## WRITTEN EXERCISE
Extract every entry word for word. Skip the pictures.

## Collected data entries
──────
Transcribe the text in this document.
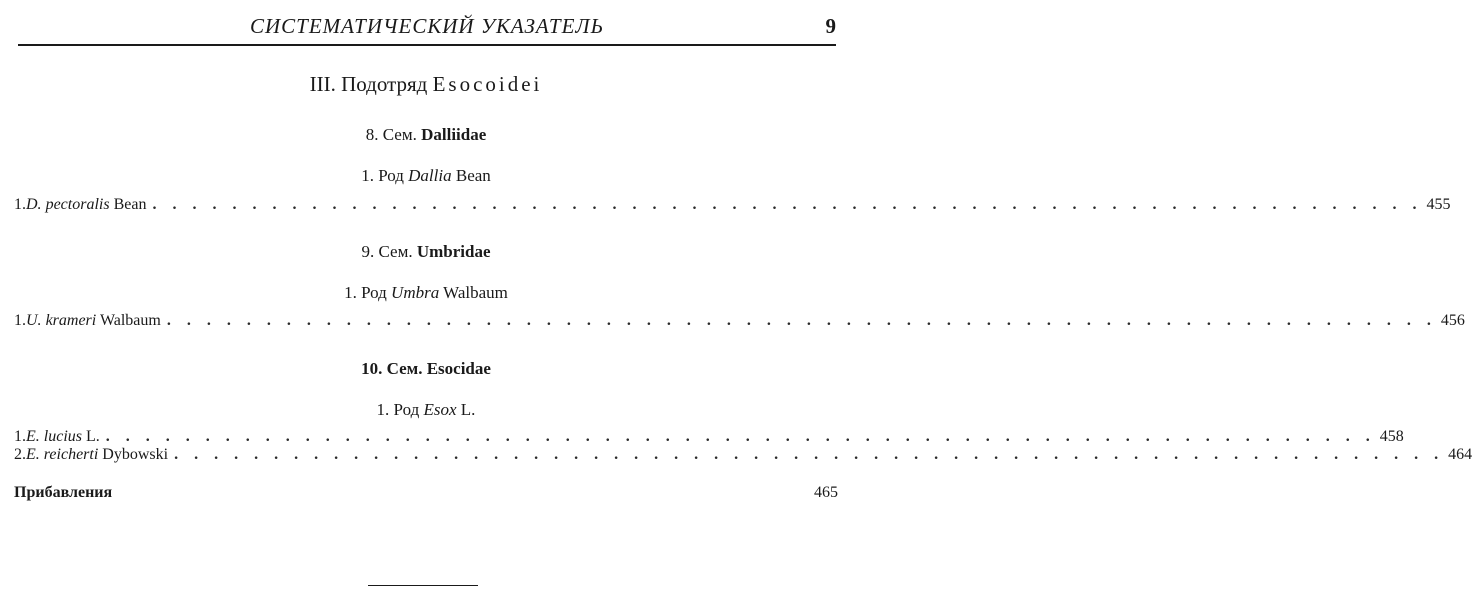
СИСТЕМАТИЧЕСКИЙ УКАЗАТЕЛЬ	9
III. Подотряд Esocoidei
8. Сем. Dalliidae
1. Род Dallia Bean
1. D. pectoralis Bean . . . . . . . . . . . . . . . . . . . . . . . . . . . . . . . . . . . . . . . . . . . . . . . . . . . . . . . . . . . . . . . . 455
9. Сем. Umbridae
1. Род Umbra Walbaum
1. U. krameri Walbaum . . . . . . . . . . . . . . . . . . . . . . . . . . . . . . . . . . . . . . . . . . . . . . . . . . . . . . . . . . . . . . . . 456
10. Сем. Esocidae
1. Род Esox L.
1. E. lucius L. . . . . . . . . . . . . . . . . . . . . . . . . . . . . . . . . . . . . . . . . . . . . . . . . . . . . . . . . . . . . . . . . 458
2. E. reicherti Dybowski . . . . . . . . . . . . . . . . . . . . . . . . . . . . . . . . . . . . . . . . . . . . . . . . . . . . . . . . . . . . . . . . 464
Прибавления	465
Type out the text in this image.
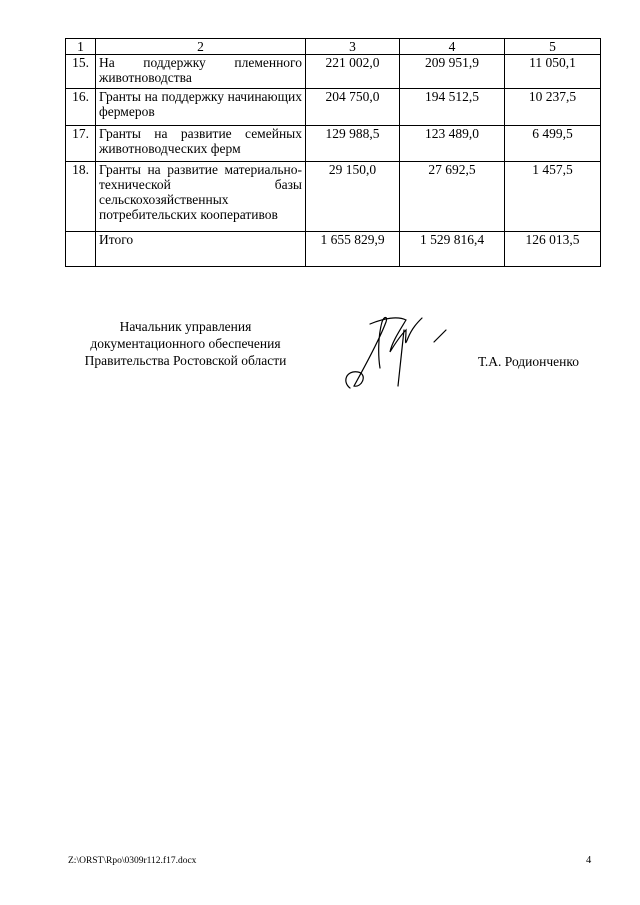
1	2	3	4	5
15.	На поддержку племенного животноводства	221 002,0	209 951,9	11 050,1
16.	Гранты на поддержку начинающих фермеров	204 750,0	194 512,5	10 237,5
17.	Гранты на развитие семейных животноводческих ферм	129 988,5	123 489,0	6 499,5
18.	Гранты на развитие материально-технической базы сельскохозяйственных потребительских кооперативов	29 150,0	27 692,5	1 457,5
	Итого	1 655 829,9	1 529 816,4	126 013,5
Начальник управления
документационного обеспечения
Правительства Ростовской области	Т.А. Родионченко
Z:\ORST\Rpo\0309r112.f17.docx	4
──────
## EXERCISE RESPONSE
Transcribe the text in this document.
СИСТЕМАТИЧЕСКИЙ УКАЗАТЕЛЬ	9
III. Подотряд Esocoidei
8. Сем. Dalliidae
1. Род Dallia Bean
1. D. pectoralis Bean . . . . . . . . . . . . . . . . . . . . . . . . . . . . . . . . . . . . . . . . . . . . . . . . . . . . . . . . . . . . . . . . 455
9. Сем. Umbridae
1. Род Umbra Walbaum
1. U. krameri Walbaum . . . . . . . . . . . . . . . . . . . . . . . . . . . . . . . . . . . . . . . . . . . . . . . . . . . . . . . . . . . . . . . . 456
10. Сем. Esocidae
1. Род Esox L.
1. E. lucius L. . . . . . . . . . . . . . . . . . . . . . . . . . . . . . . . . . . . . . . . . . . . . . . . . . . . . . . . . . . . . . . . . 458
2. E. reicherti Dybowski . . . . . . . . . . . . . . . . . . . . . . . . . . . . . . . . . . . . . . . . . . . . . . . . . . . . . . . . . . . . . . . . 464
Прибавления	465
Type out the text in this image.
1	2	3	4	5
15.	На поддержку племенного животноводства	221 002,0	209 951,9	11 050,1
16.	Гранты на поддержку начинающих фермеров	204 750,0	194 512,5	10 237,5
17.	Гранты на развитие семейных животноводческих ферм	129 988,5	123 489,0	6 499,5
18.	Гранты на развитие материально-технической базы сельскохозяйственных потребительских кооперативов	29 150,0	27 692,5	1 457,5
	Итого	1 655 829,9	1 529 816,4	126 013,5
Начальник управления
документационного обеспечения
Правительства Ростовской области	Т.А. Родионченко
Z:\ORST\Rpo\0309r112.f17.docx	4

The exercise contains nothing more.